> Stated task: Repeat the lines of the records starting at the one containing "label: Table [728,329,750,339]" and ending at the one containing "label: Dependencies [807,177,865,187]", both included.
═══ Supplied entries
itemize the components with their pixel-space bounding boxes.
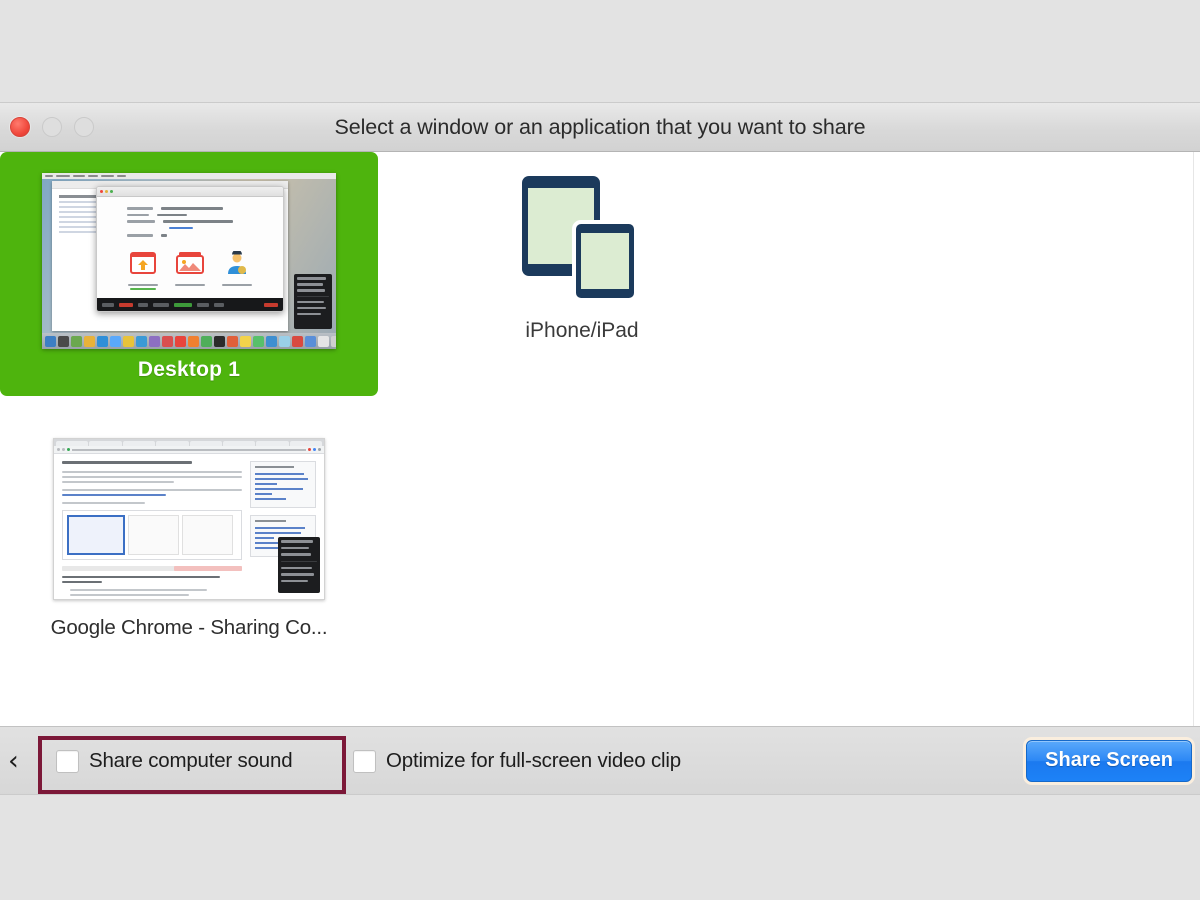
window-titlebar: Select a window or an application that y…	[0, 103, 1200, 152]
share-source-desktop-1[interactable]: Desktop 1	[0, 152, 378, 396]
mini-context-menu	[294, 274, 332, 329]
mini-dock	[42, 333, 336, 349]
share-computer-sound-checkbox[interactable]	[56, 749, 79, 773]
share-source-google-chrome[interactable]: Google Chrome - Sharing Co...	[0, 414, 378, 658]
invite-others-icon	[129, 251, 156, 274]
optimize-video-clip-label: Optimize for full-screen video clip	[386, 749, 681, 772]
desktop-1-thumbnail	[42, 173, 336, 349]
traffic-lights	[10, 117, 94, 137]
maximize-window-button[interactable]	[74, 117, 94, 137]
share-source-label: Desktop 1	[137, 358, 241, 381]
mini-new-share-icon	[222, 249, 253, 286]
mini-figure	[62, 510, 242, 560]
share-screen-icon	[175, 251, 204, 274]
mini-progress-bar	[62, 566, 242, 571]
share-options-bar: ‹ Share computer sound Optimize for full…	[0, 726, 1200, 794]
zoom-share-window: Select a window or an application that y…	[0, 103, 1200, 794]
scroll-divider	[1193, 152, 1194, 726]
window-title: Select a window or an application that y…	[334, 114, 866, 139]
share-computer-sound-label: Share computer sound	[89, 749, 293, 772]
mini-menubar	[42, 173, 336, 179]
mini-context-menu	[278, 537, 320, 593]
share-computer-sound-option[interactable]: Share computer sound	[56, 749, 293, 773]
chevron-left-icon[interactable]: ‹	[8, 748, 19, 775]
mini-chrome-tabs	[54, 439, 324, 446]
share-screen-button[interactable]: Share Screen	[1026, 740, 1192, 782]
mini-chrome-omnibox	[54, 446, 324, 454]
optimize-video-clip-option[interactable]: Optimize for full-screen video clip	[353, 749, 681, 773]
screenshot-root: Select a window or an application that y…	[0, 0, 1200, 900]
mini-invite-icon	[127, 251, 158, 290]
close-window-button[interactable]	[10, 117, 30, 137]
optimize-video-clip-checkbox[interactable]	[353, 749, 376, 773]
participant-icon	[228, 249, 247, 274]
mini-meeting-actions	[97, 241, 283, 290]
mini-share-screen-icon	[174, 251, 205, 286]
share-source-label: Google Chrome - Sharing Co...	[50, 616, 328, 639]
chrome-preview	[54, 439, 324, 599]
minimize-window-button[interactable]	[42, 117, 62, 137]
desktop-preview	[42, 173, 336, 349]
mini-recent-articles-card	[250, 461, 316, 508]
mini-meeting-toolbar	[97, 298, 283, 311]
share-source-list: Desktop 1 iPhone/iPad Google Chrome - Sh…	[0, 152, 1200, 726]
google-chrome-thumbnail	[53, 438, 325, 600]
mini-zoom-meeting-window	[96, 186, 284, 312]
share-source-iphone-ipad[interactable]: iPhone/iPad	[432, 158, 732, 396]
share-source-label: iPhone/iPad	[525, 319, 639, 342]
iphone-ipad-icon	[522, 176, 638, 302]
══════
═══ Supplied entries
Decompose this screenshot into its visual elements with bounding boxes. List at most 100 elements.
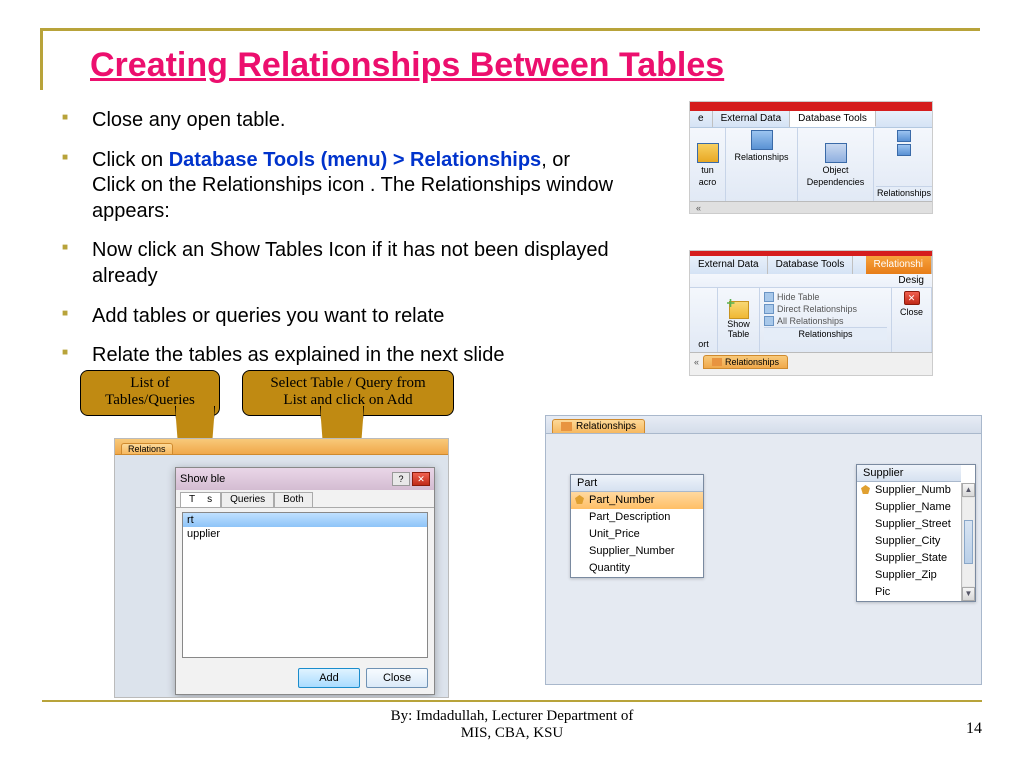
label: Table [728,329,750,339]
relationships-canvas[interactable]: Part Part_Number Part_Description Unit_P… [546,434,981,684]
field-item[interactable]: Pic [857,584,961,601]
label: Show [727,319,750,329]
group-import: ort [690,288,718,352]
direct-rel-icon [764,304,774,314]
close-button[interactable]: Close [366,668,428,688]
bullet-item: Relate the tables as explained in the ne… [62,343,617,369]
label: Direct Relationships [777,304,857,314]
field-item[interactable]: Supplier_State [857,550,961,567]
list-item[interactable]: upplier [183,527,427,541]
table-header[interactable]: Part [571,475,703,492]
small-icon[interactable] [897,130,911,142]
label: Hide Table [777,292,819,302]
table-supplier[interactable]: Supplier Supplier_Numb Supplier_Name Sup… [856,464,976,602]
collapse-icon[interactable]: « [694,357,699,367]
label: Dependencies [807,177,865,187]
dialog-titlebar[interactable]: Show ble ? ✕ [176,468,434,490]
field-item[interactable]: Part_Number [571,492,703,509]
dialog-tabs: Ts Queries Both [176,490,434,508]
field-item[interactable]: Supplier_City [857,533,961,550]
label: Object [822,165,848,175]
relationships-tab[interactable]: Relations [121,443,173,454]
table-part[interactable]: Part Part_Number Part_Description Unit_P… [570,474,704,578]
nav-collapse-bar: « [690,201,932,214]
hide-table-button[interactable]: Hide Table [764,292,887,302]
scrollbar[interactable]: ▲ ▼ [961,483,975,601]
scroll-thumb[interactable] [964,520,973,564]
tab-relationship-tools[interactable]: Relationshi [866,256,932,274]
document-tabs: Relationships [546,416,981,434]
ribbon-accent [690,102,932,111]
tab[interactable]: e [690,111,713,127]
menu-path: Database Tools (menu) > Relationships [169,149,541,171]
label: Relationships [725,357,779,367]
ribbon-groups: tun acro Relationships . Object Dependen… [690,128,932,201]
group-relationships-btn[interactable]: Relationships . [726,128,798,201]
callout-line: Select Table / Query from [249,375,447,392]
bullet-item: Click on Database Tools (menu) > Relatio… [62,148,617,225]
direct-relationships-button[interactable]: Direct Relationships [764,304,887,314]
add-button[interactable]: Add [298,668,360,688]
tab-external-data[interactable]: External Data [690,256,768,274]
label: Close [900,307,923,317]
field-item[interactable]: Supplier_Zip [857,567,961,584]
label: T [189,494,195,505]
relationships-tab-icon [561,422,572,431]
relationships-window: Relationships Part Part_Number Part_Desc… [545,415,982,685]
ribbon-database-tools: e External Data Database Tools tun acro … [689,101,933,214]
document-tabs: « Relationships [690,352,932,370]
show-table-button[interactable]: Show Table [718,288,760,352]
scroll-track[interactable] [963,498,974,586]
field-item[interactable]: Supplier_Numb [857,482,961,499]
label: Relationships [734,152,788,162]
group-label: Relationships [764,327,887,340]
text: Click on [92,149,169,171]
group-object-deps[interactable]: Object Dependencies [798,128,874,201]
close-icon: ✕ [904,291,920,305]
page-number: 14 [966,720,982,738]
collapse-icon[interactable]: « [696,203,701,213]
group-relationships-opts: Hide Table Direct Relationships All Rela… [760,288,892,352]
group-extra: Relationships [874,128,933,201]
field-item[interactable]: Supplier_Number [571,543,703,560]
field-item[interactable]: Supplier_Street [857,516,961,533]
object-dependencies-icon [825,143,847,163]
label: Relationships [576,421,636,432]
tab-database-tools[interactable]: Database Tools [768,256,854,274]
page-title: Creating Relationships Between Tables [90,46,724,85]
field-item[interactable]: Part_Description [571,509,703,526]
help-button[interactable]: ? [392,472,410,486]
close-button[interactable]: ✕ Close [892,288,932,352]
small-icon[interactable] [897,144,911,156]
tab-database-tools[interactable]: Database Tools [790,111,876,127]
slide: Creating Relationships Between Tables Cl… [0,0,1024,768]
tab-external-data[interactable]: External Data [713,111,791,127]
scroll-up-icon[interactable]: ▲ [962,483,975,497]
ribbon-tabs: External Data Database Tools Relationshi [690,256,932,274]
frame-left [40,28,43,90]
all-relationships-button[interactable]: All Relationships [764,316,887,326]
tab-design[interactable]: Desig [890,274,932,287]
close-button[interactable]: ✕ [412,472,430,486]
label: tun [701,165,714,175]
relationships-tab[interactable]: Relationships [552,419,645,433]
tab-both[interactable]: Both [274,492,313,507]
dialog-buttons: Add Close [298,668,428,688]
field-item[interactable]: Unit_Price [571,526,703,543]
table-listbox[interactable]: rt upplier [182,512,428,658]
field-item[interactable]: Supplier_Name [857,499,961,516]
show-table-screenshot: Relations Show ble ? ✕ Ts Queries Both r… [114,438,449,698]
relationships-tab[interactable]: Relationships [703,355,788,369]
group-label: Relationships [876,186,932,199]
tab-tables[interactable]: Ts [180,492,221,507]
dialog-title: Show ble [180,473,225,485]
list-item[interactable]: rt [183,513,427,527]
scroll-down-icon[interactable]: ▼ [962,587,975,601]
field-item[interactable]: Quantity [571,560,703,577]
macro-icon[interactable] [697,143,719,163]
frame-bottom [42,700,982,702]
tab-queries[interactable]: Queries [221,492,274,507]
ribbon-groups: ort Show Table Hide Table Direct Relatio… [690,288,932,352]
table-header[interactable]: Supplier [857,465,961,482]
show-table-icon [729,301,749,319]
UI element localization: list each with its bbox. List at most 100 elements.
══════
> Reply to the exercise:
label: Table [728,329,750,339]
relationships-canvas[interactable]: Part Part_Number Part_Description Unit_P… [546,434,981,684]
field-item[interactable]: Pic [857,584,961,601]
label: Show [727,319,750,329]
group-import: ort [690,288,718,352]
direct-rel-icon [764,304,774,314]
close-button[interactable]: Close [366,668,428,688]
bullet-item: Relate the tables as explained in the ne… [62,343,617,369]
label: Direct Relationships [777,304,857,314]
field-item[interactable]: Supplier_State [857,550,961,567]
list-item[interactable]: upplier [183,527,427,541]
table-header[interactable]: Part [571,475,703,492]
small-icon[interactable] [897,130,911,142]
label: Hide Table [777,292,819,302]
table-supplier[interactable]: Supplier Supplier_Numb Supplier_Name Sup… [856,464,976,602]
collapse-icon[interactable]: « [694,357,699,367]
label: Dependencies [807,177,865,187]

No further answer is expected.